Description of the task: How many of the lines below contain "American"? Answer with that number alone.

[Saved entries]
==*==
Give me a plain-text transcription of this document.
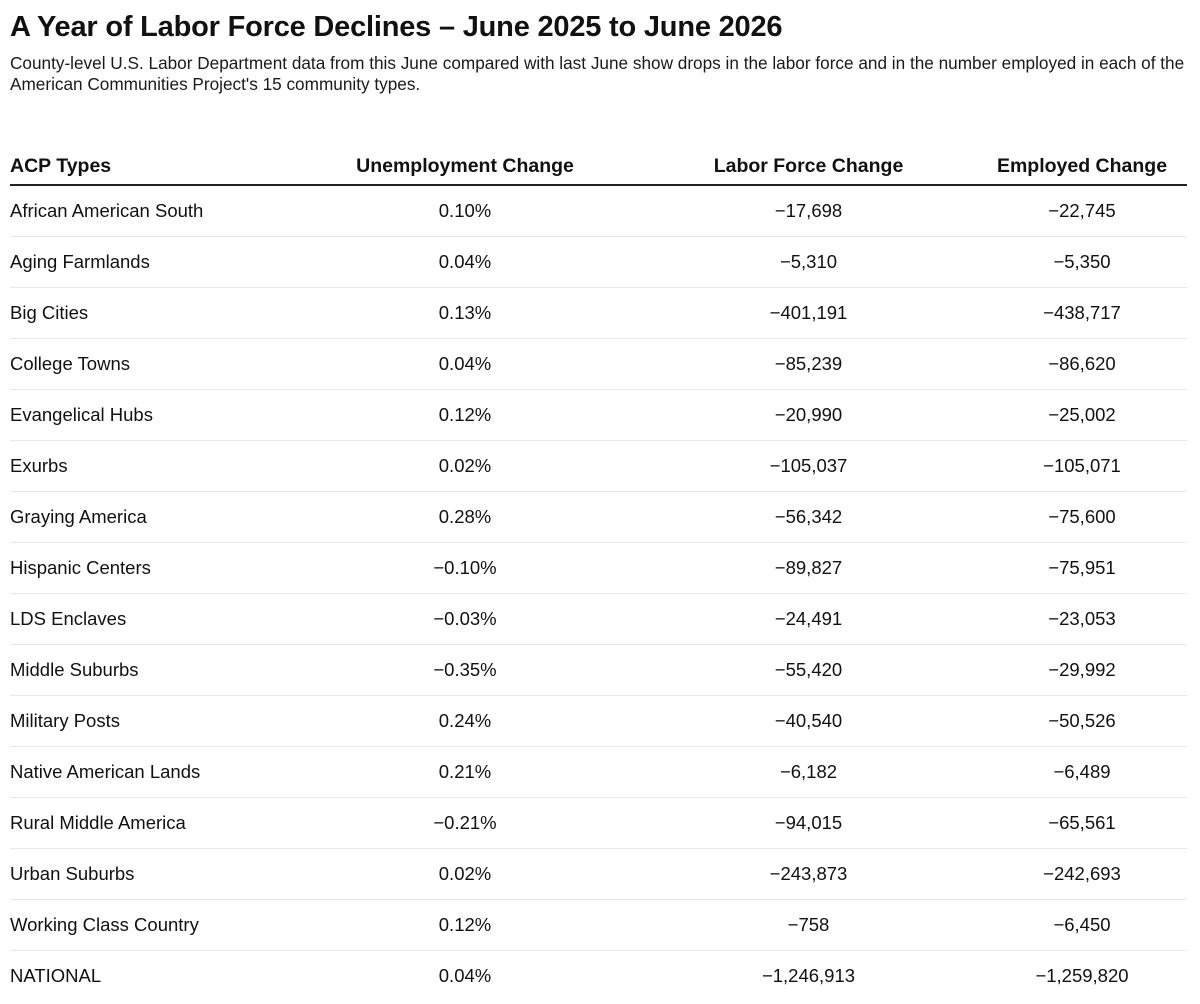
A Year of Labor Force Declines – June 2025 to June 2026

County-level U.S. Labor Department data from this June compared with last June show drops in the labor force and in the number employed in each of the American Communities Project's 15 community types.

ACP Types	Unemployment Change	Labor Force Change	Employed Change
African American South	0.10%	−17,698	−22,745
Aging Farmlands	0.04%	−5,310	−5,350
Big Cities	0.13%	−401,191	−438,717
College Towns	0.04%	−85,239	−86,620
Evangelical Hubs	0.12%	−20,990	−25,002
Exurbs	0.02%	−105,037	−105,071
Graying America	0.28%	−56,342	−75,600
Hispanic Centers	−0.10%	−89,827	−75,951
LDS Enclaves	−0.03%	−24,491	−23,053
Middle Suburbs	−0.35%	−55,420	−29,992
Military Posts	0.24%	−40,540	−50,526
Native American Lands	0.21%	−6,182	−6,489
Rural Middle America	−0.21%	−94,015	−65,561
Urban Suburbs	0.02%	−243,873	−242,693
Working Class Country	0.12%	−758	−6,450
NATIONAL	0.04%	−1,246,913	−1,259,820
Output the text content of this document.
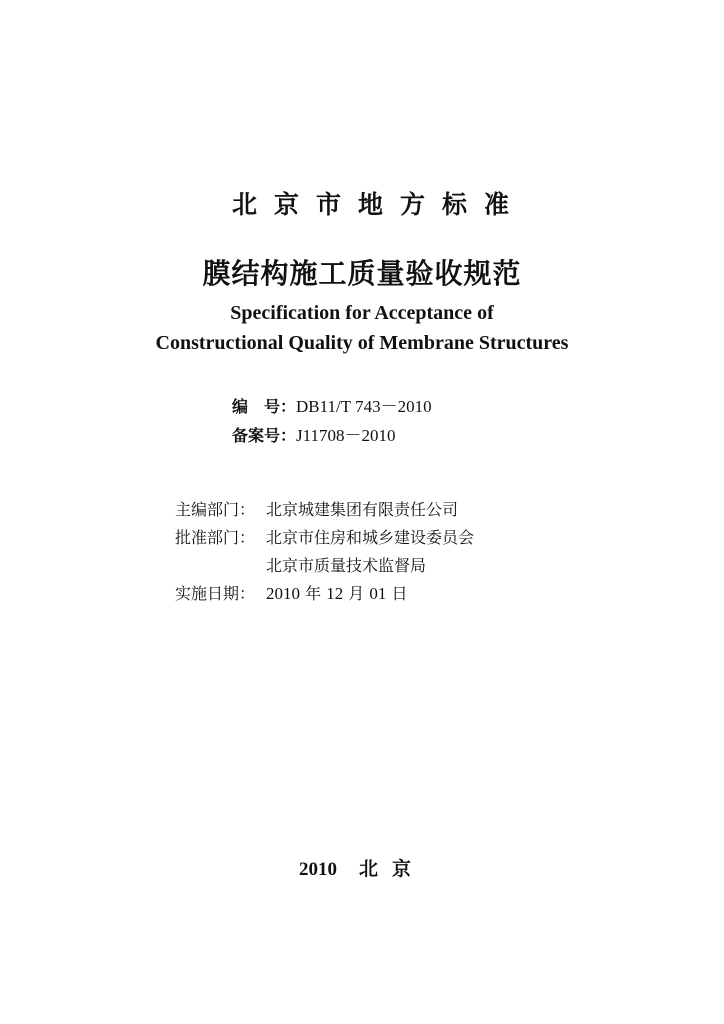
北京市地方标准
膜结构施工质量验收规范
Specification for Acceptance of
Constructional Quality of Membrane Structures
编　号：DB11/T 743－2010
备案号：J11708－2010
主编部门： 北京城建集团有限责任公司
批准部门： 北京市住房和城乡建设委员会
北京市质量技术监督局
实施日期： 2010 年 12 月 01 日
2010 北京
==*==
Answer in full: 3